— Start —

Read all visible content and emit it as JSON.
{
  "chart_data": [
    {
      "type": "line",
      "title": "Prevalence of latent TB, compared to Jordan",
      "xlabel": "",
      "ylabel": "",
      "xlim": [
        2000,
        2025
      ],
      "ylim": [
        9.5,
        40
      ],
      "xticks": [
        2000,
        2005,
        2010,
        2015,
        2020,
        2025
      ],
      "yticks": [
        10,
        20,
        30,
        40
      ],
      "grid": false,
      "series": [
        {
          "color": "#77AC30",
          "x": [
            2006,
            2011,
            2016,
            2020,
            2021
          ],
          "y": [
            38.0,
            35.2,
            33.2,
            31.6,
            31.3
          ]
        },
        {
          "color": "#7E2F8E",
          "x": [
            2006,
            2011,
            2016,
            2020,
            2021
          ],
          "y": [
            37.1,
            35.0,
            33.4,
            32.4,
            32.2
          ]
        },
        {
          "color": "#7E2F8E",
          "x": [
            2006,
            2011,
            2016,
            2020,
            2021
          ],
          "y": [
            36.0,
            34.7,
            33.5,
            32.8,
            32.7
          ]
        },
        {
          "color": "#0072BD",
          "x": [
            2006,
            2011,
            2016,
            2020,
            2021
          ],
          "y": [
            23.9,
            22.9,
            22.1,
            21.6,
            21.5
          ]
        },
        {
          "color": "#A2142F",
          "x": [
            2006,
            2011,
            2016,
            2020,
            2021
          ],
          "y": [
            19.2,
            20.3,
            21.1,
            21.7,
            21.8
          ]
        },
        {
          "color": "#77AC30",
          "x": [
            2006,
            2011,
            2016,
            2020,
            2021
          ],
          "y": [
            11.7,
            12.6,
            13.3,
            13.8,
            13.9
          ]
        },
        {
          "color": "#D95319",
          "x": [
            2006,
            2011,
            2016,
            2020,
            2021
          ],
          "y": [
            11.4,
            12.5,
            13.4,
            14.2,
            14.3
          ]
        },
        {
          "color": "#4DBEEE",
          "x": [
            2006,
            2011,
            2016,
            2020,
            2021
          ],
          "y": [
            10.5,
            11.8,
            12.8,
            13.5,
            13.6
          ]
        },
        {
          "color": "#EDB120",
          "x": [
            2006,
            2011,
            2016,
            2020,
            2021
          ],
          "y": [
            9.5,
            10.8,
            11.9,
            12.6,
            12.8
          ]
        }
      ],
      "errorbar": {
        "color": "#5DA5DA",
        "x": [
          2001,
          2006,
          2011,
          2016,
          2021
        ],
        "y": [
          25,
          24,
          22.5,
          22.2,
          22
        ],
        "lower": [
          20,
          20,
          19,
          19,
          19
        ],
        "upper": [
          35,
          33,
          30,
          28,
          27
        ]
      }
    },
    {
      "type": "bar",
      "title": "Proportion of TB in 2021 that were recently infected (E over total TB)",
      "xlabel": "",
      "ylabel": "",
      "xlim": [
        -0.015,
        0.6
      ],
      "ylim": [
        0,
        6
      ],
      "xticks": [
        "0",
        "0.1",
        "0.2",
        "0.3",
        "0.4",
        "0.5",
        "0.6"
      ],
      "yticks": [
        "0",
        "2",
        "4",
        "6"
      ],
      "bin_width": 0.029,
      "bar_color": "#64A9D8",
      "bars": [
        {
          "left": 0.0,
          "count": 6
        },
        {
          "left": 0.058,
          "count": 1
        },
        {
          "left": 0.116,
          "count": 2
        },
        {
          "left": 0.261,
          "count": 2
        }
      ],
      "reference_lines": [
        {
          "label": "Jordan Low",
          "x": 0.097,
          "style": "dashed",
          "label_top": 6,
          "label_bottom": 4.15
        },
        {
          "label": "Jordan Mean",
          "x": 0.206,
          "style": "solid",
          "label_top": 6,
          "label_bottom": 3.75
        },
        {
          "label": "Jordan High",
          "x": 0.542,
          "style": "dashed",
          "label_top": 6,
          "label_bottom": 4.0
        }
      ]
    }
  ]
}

— End —

§ To do: Type the material above out again, exactly.

§ Exercise answer:
Read all visible content and emit it as JSON.
{
  "chart_data": [
    {
      "type": "line",
      "title": "Prevalence of latent TB, compared to Jordan",
      "xlabel": "",
      "ylabel": "",
      "xlim": [
        2000,
        2025
      ],
      "ylim": [
        9.5,
        40
      ],
      "xticks": [
        2000,
        2005,
        2010,
        2015,
        2020,
        2025
      ],
      "yticks": [
        10,
        20,
        30,
        40
      ],
      "grid": false,
      "series": [
        {
          "color": "#77AC30",
          "x": [
            2006,
            2011,
            2016,
            2020,
            2021
          ],
          "y": [
            38.0,
            35.2,
            33.2,
            31.6,
            31.3
          ]
        },
        {
          "color": "#7E2F8E",
          "x": [
            2006,
            2011,
            2016,
            2020,
            2021
          ],
          "y": [
            37.1,
            35.0,
            33.4,
            32.4,
            32.2
          ]
        },
        {
          "color": "#7E2F8E",
          "x": [
            2006,
            2011,
            2016,
            2020,
            2021
          ],
          "y": [
            36.0,
            34.7,
            33.5,
            32.8,
            32.7
          ]
        },
        {
          "color": "#0072BD",
          "x": [
            2006,
            2011,
            2016,
            2020,
            2021
          ],
          "y": [
            23.9,
            22.9,
            22.1,
            21.6,
            21.5
          ]
        },
        {
          "color": "#A2142F",
          "x": [
            2006,
            2011,
            2016,
            2020,
            2021
          ],
          "y": [
            19.2,
            20.3,
            21.1,
            21.7,
            21.8
          ]
        },
        {
          "color": "#77AC30",
          "x": [
            2006,
            2011,
            2016,
            2020,
            2021
          ],
          "y": [
            11.7,
            12.6,
            13.3,
            13.8,
            13.9
          ]
        },
        {
          "color": "#D95319",
          "x": [
            2006,
            2011,
            2016,
            2020,
            2021
          ],
          "y": [
            11.4,
            12.5,
            13.4,
            14.2,
            14.3
          ]
        },
        {
          "color": "#4DBEEE",
          "x": [
            2006,
            2011,
            2016,
            2020,
            2021
          ],
          "y": [
            10.5,
            11.8,
            12.8,
            13.5,
            13.6
          ]
        },
        {
          "color": "#EDB120",
          "x": [
            2006,
            2011,
            2016,
            2020,
            2021
          ],
          "y": [
            9.5,
            10.8,
            11.9,
            12.6,
            12.8
          ]
        }
      ],
      "errorbar": {
        "color": "#5DA5DA",
        "x": [
          2001,
          2006,
          2011,
          2016,
          2021
        ],
        "y": [
          25,
          24,
          22.5,
          22.2,
          22
        ],
        "lower": [
          20,
          20,
          19,
          19,
          19
        ],
        "upper": [
          35,
          33,
          30,
          28,
          27
        ]
      }
    },
    {
      "type": "bar",
      "title": "Proportion of TB in 2021 that were recently infected (E over total TB)",
      "xlabel": "",
      "ylabel": "",
      "xlim": [
        -0.015,
        0.6
      ],
      "ylim": [
        0,
        6
      ],
      "xticks": [
        "0",
        "0.1",
        "0.2",
        "0.3",
        "0.4",
        "0.5",
        "0.6"
      ],
      "yticks": [
        "0",
        "2",
        "4",
        "6"
      ],
      "bin_width": 0.029,
      "bar_color": "#64A9D8",
      "bars": [
        {
          "left": 0.0,
          "count": 6
        },
        {
          "left": 0.058,
          "count": 1
        },
        {
          "left": 0.116,
          "count": 2
        },
        {
          "left": 0.261,
          "count": 2
        }
      ],
      "reference_lines": [
        {
          "label": "Jordan Low",
          "x": 0.097,
          "style": "dashed",
          "label_top": 6,
          "label_bottom": 4.15
        },
        {
          "label": "Jordan Mean",
          "x": 0.206,
          "style": "solid",
          "label_top": 6,
          "label_bottom": 3.75
        },
        {
          "label": "Jordan High",
          "x": 0.542,
          "style": "dashed",
          "label_top": 6,
          "label_bottom": 4.0
        }
      ]
    }
  ]
}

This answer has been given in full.